Supplied entries:
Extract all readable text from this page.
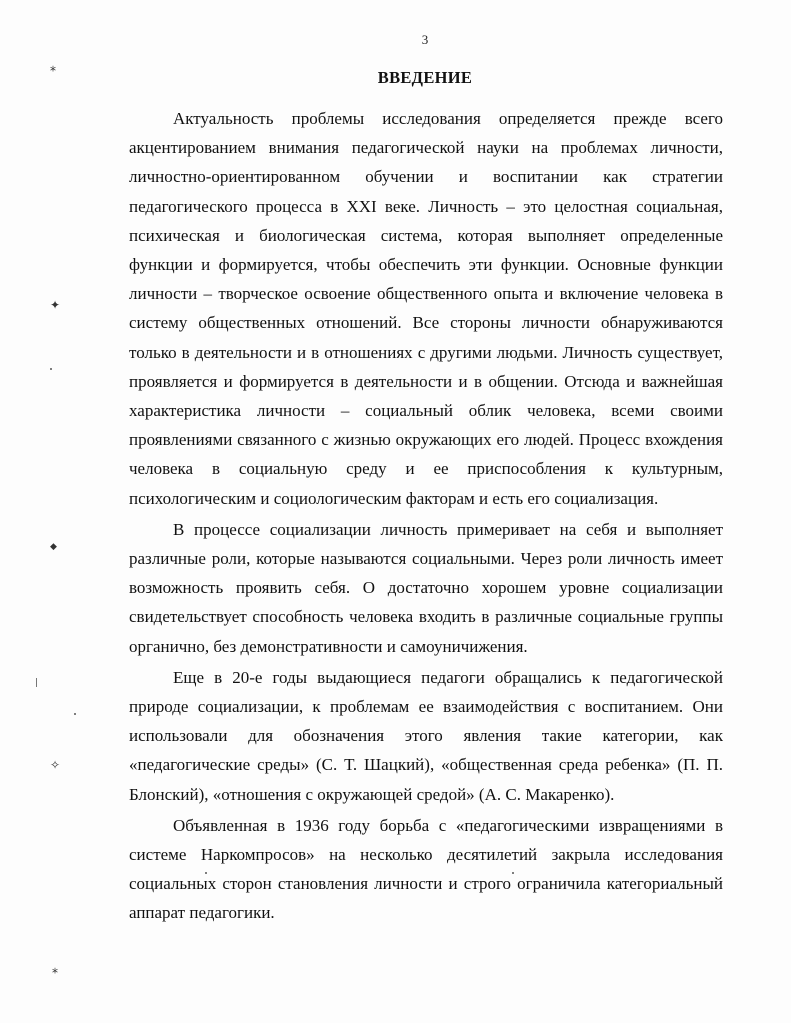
3
ВВЕДЕНИЕ

Актуальность проблемы исследования определяется прежде всего акцентированием внимания педагогической науки на проблемах личности, личностно-ориентированном обучении и воспитании как стратегии педагогического процесса в XXI веке. Личность – это целостная социальная, психическая и биологическая система, которая выполняет определенные функции и формируется, чтобы обеспечить эти функции. Основные функции личности – творческое освоение общественного опыта и включение человека в систему общественных отношений. Все стороны личности обнаруживаются только в деятельности и в отношениях с другими людьми. Личность существует, проявляется и формируется в деятельности и в общении. Отсюда и важнейшая характеристика личности – социальный облик человека, всеми своими проявлениями связанного с жизнью окружающих его людей. Процесс вхождения человека в социальную среду и ее приспособления к культурным, психологическим и социологическим факторам и есть его социализация.

В процессе социализации личность примеривает на себя и выполняет различные роли, которые называются социальными. Через роли личность имеет возможность проявить себя. О достаточно хорошем уровне социализации свидетельствует способность человека входить в различные социальные группы органично, без демонстративности и самоуничижения.

Еще в 20-е годы выдающиеся педагоги обращались к педагогической природе социализации, к проблемам ее взаимодействия с воспитанием. Они использовали для обозначения этого явления такие категории, как «педагогические среды» (С. Т. Шацкий), «общественная среда ребенка» (П. П. Блонский), «отношения с окружающей средой» (А. С. Макаренко).

Объявленная в 1936 году борьба с «педагогическими извращениями в системе Наркомпросов» на несколько десятилетий закрыла исследования социальных сторон становления личности и строго ограничила категориальный аппарат педагогики.

⁎
✦
◆
✧
⁎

Task prompt: Quote the preceding records in their entirety, excluding every picture.

Expected answer:
Extract all readable text from this page.
3
ВВЕДЕНИЕ

Актуальность проблемы исследования определяется прежде всего акцентированием внимания педагогической науки на проблемах личности, личностно-ориентированном обучении и воспитании как стратегии педагогического процесса в XXI веке. Личность – это целостная социальная, психическая и биологическая система, которая выполняет определенные функции и формируется, чтобы обеспечить эти функции. Основные функции личности – творческое освоение общественного опыта и включение человека в систему общественных отношений. Все стороны личности обнаруживаются только в деятельности и в отношениях с другими людьми. Личность существует, проявляется и формируется в деятельности и в общении. Отсюда и важнейшая характеристика личности – социальный облик человека, всеми своими проявлениями связанного с жизнью окружающих его людей. Процесс вхождения человека в социальную среду и ее приспособления к культурным, психологическим и социологическим факторам и есть его социализация.

В процессе социализации личность примеривает на себя и выполняет различные роли, которые называются социальными. Через роли личность имеет возможность проявить себя. О достаточно хорошем уровне социализации свидетельствует способность человека входить в различные социальные группы органично, без демонстративности и самоуничижения.

Еще в 20-е годы выдающиеся педагоги обращались к педагогической природе социализации, к проблемам ее взаимодействия с воспитанием. Они использовали для обозначения этого явления такие категории, как «педагогические среды» (С. Т. Шацкий), «общественная среда ребенка» (П. П. Блонский), «отношения с окружающей средой» (А. С. Макаренко).

Объявленная в 1936 году борьба с «педагогическими извращениями в системе Наркомпросов» на несколько десятилетий закрыла исследования социальных сторон становления личности и строго ограничила категориальный аппарат педагогики.

⁎
✦
◆
✧
⁎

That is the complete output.